Für eine marktwirtschaftliche Energie- und Klimapolitik
Der BDI hat eine bemerkenswerte Studie vorgelegt, nach der eine Senkung der CO2-Emissionen der deutschen Industrie um 80 % ohne Wohlstandsverluste und soziale Verwerfungen machbar ist. Eine weitergehende Reduzierung erfordere strukturelle Veränderungen, die nicht allein von den Unternehmen zu stemmen seien. Joachim Lang, Bundesgeschäftsführer des Bundesverbands der Deutschen Industrie (BDI) plädiert für Technologieoffenheit und eine kluge Wettbewerbs- und Industriepolitik, um den ökologischen Transformationsprozess wirtschaftsverträglich zu gestalten. Marktwirtschaftliche Prinzipien sollten Vorrang vor dirigistischen Eingriffen haben. Ein europa- oder weltweiter Emissionshandel sei einem nationalen Alleingang vorzuziehen.
Die Soziale Marktwirtschaft in Deutschland hat sich über Jahrzehnte als ein erfolgreiches wirtschafts- und sozialpolitisches Modell erwiesen, um Wohlstand, Wachstum und technologischen Fortschritt zu sichern. Dabei liegt die Stärke der Sozialen Marktwirtschaft vor allem darin, dass es sich nicht um eine Summe festgelegter Instrumente und Maßnahmen handelt, sondern um ein Leitbild für Politik, Wirtschaft und Gesellschaft.
Sie schafft mit ihrem ureigenen Prinzip des offenen Wettbewerbes ein Anreizsystem für die besten Lösungen und führt somit zu Allokationseffizienzen der eingesetzten Ressourcen. Die Verbindung von Umweltschutz mit wirtschaftlichem Wachstum und der kontinuierlichen Verbesserung des Lebensstandards für breite Schichten der Bevölkerung sollten auch Leitmotive für eine zukunftsweisende Klimapolitik im Industrieland Deutschland sein.

(Aufgabe A):
Gib aus der folgenden Auflistung alles von der Zeile mit „x-tick-label: AUG <box>213 563 225 569</box>“ bis hinunter zur Zeile mit „x-tick-label: DEC <box>460 563 472 569</box>“ als nummerierte Liste ohne Leerzeilen wieder, wobei beide Endzeilen dazugehören.

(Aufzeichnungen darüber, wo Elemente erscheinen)
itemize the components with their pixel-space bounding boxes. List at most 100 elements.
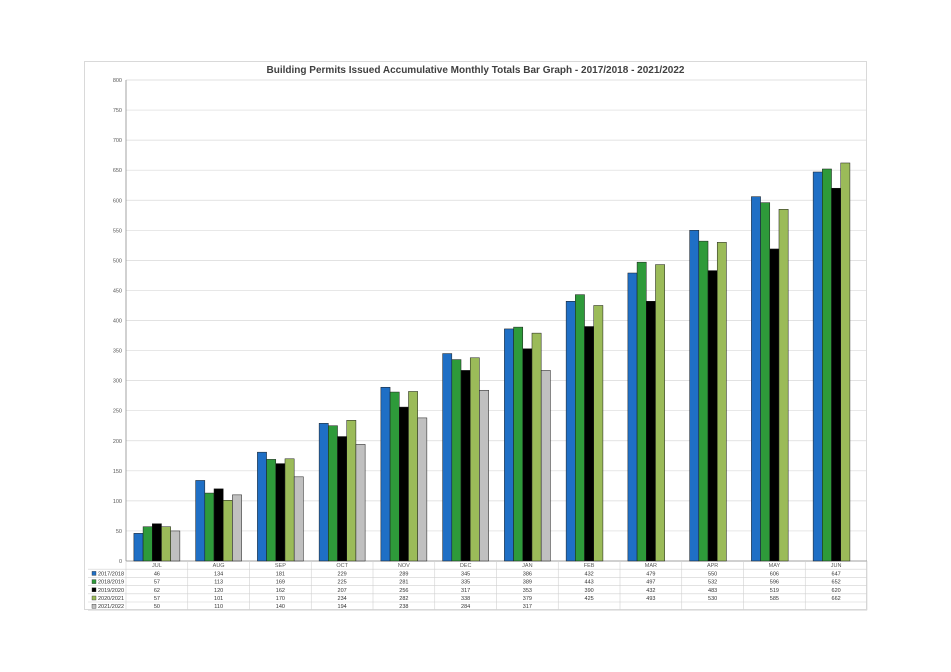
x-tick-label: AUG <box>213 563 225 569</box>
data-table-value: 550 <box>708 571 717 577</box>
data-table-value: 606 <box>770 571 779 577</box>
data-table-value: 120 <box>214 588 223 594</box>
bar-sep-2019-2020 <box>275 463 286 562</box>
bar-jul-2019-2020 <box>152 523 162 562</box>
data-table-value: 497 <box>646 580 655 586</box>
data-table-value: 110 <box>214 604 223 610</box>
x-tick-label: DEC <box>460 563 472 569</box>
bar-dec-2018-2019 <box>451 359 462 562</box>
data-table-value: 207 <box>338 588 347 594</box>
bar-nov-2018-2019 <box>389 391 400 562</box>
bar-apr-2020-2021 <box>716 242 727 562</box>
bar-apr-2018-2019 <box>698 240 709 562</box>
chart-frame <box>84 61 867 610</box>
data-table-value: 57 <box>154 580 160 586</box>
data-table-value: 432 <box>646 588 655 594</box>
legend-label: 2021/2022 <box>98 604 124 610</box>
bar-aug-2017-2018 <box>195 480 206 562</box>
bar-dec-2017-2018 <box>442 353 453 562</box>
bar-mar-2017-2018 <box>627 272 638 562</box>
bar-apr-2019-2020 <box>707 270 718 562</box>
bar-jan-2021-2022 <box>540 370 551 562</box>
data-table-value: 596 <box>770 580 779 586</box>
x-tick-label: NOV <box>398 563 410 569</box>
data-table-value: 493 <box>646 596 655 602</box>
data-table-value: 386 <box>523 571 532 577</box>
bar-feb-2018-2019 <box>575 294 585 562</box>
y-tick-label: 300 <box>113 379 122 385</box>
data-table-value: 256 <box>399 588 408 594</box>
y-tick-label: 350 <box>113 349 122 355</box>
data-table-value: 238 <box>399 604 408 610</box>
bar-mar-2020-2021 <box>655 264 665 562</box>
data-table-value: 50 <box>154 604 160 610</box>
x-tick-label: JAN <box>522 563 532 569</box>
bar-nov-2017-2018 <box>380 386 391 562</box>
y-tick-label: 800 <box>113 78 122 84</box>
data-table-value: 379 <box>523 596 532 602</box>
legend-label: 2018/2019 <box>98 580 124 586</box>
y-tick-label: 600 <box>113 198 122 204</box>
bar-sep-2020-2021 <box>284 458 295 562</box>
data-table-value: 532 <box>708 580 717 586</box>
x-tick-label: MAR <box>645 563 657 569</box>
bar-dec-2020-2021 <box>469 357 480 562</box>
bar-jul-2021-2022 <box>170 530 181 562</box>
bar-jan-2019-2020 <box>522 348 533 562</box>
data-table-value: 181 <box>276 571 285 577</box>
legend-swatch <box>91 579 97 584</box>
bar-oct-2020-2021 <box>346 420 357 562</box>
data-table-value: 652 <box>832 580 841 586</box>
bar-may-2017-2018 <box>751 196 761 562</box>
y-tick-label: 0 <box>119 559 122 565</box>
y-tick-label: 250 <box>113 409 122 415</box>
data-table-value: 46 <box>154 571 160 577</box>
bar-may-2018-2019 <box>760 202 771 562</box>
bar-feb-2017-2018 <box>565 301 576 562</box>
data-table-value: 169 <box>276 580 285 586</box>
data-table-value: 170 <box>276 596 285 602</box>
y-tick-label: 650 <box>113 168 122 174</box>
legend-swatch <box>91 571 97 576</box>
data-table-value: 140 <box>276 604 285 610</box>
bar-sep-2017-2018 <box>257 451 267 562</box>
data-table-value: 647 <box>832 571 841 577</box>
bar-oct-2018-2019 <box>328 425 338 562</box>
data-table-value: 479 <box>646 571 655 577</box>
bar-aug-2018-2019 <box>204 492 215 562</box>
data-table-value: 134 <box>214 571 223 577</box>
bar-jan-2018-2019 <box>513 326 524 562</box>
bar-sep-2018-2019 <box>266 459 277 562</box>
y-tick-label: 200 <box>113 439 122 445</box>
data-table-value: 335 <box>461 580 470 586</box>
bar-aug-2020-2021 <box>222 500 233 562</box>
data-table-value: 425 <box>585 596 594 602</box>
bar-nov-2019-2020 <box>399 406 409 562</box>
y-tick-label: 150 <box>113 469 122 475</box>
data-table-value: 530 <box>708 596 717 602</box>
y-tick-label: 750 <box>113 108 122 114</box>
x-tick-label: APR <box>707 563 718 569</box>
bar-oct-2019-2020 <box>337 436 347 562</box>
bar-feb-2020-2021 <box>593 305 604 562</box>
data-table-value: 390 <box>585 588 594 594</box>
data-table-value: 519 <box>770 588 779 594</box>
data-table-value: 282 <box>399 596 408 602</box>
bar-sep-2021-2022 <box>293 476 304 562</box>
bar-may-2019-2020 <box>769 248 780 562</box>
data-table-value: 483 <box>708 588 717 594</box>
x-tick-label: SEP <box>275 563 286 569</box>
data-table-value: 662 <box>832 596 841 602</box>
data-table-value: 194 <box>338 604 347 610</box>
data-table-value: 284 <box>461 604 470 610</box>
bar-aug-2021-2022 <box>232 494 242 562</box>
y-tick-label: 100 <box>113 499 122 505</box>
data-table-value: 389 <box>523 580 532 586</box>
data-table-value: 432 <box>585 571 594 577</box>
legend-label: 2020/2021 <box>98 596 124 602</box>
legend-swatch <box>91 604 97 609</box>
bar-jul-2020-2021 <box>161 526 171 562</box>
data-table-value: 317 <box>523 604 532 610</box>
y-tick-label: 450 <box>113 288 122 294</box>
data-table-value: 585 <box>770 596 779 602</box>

(Aufgabe B):
Nenne alle Ziele, die die Soziale Marktwirtschaft laut dem Text zur Energie- und Klimapolitik sichern soll.

(Vollständige Ausgabe A):
1. x-tick-label: AUG <box>213 563 225 569</box>
2. data-table-value: 550 <box>708 571 717 577</box>
3. data-table-value: 606 <box>770 571 779 577</box>
4. data-table-value: 120 <box>214 588 223 594</box>
5. bar-sep-2019-2020 <box>275 463 286 562</box>
6. bar-jul-2019-2020 <box>152 523 162 562</box>
7. data-table-value: 497 <box>646 580 655 586</box>
8. data-table-value: 110 <box>214 604 223 610</box>
9. x-tick-label: DEC <box>460 563 472 569</box>

(Vollständige Ausgabe B):
- Wohlstand
- Wachstum
- technologischer Fortschritt